Collection entries

* BEGIN *

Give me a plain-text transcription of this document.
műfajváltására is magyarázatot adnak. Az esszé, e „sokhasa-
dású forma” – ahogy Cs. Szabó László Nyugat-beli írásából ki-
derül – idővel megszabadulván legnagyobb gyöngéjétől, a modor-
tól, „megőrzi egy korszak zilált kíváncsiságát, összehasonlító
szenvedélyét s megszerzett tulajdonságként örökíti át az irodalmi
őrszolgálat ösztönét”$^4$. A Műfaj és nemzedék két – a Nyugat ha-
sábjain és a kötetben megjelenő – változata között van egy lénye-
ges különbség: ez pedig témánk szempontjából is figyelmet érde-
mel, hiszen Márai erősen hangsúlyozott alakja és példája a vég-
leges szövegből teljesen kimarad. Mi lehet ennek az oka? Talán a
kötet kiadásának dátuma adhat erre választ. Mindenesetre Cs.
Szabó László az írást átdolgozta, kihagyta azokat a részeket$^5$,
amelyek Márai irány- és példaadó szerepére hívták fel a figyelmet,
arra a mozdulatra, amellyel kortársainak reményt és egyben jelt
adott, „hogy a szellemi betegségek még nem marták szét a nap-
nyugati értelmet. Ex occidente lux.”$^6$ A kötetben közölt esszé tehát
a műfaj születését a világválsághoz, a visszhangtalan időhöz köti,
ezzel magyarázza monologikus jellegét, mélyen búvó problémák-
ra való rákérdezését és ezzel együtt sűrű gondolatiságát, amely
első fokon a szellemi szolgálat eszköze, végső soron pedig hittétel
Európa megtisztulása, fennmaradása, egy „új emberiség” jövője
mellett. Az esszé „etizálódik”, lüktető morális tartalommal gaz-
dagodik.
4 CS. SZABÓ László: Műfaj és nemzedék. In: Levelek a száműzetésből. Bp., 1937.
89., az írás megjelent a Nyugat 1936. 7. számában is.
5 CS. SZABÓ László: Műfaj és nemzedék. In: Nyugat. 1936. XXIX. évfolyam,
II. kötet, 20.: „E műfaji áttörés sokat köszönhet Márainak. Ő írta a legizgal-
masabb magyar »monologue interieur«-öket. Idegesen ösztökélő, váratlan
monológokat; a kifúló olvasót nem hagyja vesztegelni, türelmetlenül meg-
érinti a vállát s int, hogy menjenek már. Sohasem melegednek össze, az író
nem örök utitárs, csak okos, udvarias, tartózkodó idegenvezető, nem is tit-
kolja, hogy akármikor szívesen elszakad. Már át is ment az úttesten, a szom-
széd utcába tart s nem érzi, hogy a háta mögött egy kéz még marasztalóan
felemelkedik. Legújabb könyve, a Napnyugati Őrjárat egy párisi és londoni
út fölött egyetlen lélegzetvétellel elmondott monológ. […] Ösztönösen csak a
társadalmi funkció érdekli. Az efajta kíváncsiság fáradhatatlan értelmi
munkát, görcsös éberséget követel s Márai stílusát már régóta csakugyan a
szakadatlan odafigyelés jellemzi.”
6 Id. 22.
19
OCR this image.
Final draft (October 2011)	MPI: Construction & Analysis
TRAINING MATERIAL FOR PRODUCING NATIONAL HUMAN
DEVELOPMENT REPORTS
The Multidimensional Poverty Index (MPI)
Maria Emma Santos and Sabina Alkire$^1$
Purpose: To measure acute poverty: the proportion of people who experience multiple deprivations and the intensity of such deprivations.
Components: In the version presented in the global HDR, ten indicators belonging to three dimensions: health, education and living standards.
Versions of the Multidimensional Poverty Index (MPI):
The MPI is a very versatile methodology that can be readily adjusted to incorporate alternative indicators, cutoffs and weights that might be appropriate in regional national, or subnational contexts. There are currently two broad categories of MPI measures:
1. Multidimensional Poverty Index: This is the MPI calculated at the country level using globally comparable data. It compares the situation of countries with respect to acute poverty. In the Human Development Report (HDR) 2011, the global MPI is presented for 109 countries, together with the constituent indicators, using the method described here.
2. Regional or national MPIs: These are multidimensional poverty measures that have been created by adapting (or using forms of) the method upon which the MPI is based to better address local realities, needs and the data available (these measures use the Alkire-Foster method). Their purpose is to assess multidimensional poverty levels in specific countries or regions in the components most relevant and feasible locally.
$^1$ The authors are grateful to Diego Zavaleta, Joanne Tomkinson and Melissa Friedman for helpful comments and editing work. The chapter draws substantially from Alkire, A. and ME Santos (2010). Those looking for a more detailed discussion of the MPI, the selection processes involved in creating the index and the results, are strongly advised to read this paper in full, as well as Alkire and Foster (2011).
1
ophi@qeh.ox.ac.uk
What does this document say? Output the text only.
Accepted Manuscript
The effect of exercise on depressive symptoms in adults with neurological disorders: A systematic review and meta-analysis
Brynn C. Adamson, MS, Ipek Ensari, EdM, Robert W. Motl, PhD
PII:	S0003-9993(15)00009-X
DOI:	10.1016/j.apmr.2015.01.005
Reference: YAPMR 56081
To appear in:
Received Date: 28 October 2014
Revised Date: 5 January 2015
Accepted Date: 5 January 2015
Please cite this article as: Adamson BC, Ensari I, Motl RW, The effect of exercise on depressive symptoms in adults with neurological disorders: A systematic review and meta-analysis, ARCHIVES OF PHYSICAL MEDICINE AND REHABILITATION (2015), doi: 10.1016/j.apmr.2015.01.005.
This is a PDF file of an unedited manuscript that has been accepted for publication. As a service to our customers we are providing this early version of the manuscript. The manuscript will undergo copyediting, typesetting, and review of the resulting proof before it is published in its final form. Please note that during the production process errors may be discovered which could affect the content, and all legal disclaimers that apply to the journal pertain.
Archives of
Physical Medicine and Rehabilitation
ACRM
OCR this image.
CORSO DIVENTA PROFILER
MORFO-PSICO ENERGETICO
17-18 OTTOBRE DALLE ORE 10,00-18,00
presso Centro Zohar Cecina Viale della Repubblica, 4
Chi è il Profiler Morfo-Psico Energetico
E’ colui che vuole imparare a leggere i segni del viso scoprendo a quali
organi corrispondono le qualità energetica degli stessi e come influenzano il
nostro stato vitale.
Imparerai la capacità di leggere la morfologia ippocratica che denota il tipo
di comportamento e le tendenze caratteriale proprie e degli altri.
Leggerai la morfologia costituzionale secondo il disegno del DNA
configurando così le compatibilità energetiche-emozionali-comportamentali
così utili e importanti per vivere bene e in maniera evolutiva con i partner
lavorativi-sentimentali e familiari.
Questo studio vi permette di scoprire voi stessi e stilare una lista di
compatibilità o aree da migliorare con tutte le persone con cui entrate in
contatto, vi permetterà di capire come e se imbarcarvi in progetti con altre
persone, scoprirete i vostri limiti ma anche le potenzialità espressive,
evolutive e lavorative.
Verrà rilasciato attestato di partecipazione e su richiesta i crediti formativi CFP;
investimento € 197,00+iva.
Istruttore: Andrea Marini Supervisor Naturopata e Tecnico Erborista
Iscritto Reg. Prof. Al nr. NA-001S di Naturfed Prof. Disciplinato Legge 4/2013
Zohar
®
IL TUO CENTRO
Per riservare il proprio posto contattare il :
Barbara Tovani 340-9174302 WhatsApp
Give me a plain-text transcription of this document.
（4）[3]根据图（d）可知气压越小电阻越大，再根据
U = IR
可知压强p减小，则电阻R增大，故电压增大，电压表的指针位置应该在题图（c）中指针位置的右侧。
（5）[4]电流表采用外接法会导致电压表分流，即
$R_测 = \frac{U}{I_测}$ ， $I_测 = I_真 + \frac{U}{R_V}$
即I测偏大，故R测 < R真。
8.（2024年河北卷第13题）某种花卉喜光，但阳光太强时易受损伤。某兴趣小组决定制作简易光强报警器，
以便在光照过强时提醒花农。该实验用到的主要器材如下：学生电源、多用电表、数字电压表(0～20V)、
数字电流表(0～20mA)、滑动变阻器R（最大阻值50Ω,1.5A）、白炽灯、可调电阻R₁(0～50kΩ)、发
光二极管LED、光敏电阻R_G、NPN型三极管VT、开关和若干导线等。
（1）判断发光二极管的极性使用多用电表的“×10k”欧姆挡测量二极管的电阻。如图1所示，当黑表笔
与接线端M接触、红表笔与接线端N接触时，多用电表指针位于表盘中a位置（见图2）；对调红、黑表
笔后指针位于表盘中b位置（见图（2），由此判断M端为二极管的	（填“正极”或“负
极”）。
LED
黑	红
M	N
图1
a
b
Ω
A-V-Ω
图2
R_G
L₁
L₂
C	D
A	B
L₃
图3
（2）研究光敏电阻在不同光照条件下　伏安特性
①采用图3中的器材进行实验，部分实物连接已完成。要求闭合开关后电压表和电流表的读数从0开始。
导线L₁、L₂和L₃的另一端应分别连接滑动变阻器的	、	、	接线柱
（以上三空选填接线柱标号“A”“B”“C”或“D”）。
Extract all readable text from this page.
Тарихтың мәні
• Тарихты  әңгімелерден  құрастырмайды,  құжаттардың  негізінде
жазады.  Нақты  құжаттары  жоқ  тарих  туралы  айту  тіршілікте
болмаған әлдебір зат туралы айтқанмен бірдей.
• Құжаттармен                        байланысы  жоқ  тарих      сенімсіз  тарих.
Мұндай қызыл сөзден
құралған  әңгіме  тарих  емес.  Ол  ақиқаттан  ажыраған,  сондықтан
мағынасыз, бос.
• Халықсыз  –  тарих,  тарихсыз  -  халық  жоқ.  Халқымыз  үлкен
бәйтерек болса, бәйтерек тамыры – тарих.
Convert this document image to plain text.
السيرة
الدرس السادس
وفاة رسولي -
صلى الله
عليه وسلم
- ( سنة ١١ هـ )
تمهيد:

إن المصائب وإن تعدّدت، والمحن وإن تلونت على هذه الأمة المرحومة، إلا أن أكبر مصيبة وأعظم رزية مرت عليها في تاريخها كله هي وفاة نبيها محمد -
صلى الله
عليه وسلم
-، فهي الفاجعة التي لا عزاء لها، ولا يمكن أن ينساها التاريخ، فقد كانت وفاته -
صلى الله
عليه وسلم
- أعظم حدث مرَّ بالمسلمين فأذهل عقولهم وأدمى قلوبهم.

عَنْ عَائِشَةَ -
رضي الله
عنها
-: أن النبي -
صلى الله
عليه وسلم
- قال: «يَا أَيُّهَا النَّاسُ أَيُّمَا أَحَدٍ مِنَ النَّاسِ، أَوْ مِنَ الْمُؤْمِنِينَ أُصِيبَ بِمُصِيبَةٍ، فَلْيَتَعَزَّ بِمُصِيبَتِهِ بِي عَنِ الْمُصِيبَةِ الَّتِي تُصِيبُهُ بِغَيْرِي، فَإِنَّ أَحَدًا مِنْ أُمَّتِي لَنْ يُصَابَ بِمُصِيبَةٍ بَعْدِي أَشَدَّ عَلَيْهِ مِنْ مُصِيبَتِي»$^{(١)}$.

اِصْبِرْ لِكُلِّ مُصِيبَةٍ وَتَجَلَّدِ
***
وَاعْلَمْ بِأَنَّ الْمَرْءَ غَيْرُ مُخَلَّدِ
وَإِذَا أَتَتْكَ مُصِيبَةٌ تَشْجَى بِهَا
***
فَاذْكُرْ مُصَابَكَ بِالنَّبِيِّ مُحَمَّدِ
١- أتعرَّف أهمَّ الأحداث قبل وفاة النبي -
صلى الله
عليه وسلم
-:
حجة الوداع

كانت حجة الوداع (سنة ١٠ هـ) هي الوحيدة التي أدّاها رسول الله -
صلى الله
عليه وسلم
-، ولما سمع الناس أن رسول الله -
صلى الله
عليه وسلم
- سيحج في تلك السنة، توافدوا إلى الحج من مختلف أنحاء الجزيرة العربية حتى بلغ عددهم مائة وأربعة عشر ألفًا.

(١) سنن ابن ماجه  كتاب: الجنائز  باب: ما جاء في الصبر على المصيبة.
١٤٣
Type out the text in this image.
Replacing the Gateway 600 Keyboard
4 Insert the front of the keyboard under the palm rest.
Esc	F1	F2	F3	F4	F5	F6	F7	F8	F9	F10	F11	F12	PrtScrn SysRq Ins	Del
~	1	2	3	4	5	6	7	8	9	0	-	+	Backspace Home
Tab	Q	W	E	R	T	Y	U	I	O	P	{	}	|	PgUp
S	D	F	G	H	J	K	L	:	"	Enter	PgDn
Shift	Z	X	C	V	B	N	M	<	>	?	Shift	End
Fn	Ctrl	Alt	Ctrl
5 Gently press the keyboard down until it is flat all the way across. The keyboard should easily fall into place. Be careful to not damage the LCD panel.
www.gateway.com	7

* END *

Stated task:
Each line from the one containing "Type out the text in this image." through the end of the entries, both included, is to be returned exactly, with no other lines.

Task output:
Type out the text in this image.
Replacing the Gateway 600 Keyboard
4 Insert the front of the keyboard under the palm rest.
Esc	F1	F2	F3	F4	F5	F6	F7	F8	F9	F10	F11	F12	PrtScrn SysRq Ins	Del
~	1	2	3	4	5	6	7	8	9	0	-	+	Backspace Home
Tab	Q	W	E	R	T	Y	U	I	O	P	{	}	|	PgUp
S	D	F	G	H	J	K	L	:	"	Enter	PgDn
Shift	Z	X	C	V	B	N	M	<	>	?	Shift	End
Fn	Ctrl	Alt	Ctrl
5 Gently press the keyboard down until it is flat all the way across. The keyboard should easily fall into place. Be careful to not damage the LCD panel.
www.gateway.com	7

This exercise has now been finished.